§ **Written exercise**
Each line below is to be written out in full, exactly as shown.

§ **Excerpted records**
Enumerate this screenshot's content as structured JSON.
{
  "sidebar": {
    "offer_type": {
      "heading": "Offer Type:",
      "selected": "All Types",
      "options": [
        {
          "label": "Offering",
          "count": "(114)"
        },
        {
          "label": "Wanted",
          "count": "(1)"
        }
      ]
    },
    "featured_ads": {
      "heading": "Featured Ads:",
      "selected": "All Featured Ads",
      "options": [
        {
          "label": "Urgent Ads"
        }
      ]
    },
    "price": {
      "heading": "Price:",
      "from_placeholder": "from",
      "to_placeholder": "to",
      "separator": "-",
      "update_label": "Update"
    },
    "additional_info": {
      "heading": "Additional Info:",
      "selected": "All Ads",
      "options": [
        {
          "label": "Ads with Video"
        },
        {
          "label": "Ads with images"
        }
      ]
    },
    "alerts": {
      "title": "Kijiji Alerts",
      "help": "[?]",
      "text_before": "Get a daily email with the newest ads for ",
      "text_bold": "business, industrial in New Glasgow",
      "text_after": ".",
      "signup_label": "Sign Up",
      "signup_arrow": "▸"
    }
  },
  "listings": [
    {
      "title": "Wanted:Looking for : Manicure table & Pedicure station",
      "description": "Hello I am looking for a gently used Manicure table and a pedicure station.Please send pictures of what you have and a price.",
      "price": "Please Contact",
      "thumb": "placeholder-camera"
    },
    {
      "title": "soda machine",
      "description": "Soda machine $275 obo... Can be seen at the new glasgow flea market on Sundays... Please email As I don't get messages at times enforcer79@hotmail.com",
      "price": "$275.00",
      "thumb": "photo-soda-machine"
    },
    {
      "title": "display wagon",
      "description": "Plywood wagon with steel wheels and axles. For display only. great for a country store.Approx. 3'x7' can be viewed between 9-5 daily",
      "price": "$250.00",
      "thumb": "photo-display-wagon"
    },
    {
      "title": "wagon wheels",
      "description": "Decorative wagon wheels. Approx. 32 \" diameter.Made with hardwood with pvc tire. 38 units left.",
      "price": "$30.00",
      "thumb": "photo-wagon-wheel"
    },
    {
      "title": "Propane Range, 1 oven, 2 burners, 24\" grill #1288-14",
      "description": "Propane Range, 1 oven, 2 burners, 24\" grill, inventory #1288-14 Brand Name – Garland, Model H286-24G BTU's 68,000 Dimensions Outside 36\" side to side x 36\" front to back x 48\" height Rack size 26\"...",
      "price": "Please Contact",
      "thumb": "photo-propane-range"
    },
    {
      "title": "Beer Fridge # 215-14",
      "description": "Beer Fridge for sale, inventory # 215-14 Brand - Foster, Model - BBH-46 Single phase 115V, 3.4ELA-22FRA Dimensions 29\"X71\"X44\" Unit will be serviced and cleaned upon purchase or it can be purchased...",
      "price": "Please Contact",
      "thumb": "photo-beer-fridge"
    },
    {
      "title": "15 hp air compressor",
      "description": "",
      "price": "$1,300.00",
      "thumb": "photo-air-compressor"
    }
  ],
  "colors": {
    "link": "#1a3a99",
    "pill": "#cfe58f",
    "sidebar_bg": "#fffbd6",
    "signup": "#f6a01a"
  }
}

§ **Full response**
Enumerate this screenshot's content as structured JSON.
{
  "sidebar": {
    "offer_type": {
      "heading": "Offer Type:",
      "selected": "All Types",
      "options": [
        {
          "label": "Offering",
          "count": "(114)"
        },
        {
          "label": "Wanted",
          "count": "(1)"
        }
      ]
    },
    "featured_ads": {
      "heading": "Featured Ads:",
      "selected": "All Featured Ads",
      "options": [
        {
          "label": "Urgent Ads"
        }
      ]
    },
    "price": {
      "heading": "Price:",
      "from_placeholder": "from",
      "to_placeholder": "to",
      "separator": "-",
      "update_label": "Update"
    },
    "additional_info": {
      "heading": "Additional Info:",
      "selected": "All Ads",
      "options": [
        {
          "label": "Ads with Video"
        },
        {
          "label": "Ads with images"
        }
      ]
    },
    "alerts": {
      "title": "Kijiji Alerts",
      "help": "[?]",
      "text_before": "Get a daily email with the newest ads for ",
      "text_bold": "business, industrial in New Glasgow",
      "text_after": ".",
      "signup_label": "Sign Up",
      "signup_arrow": "▸"
    }
  },
  "listings": [
    {
      "title": "Wanted:Looking for : Manicure table & Pedicure station",
      "description": "Hello I am looking for a gently used Manicure table and a pedicure station.Please send pictures of what you have and a price.",
      "price": "Please Contact",
      "thumb": "placeholder-camera"
    },
    {
      "title": "soda machine",
      "description": "Soda machine $275 obo... Can be seen at the new glasgow flea market on Sundays... Please email As I don't get messages at times enforcer79@hotmail.com",
      "price": "$275.00",
      "thumb": "photo-soda-machine"
    },
    {
      "title": "display wagon",
      "description": "Plywood wagon with steel wheels and axles. For display only. great for a country store.Approx. 3'x7' can be viewed between 9-5 daily",
      "price": "$250.00",
      "thumb": "photo-display-wagon"
    },
    {
      "title": "wagon wheels",
      "description": "Decorative wagon wheels. Approx. 32 \" diameter.Made with hardwood with pvc tire. 38 units left.",
      "price": "$30.00",
      "thumb": "photo-wagon-wheel"
    },
    {
      "title": "Propane Range, 1 oven, 2 burners, 24\" grill #1288-14",
      "description": "Propane Range, 1 oven, 2 burners, 24\" grill, inventory #1288-14 Brand Name – Garland, Model H286-24G BTU's 68,000 Dimensions Outside 36\" side to side x 36\" front to back x 48\" height Rack size 26\"...",
      "price": "Please Contact",
      "thumb": "photo-propane-range"
    },
    {
      "title": "Beer Fridge # 215-14",
      "description": "Beer Fridge for sale, inventory # 215-14 Brand - Foster, Model - BBH-46 Single phase 115V, 3.4ELA-22FRA Dimensions 29\"X71\"X44\" Unit will be serviced and cleaned upon purchase or it can be purchased...",
      "price": "Please Contact",
      "thumb": "photo-beer-fridge"
    },
    {
      "title": "15 hp air compressor",
      "description": "",
      "price": "$1,300.00",
      "thumb": "photo-air-compressor"
    }
  ],
  "colors": {
    "link": "#1a3a99",
    "pill": "#cfe58f",
    "sidebar_bg": "#fffbd6",
    "signup": "#f6a01a"
  }
}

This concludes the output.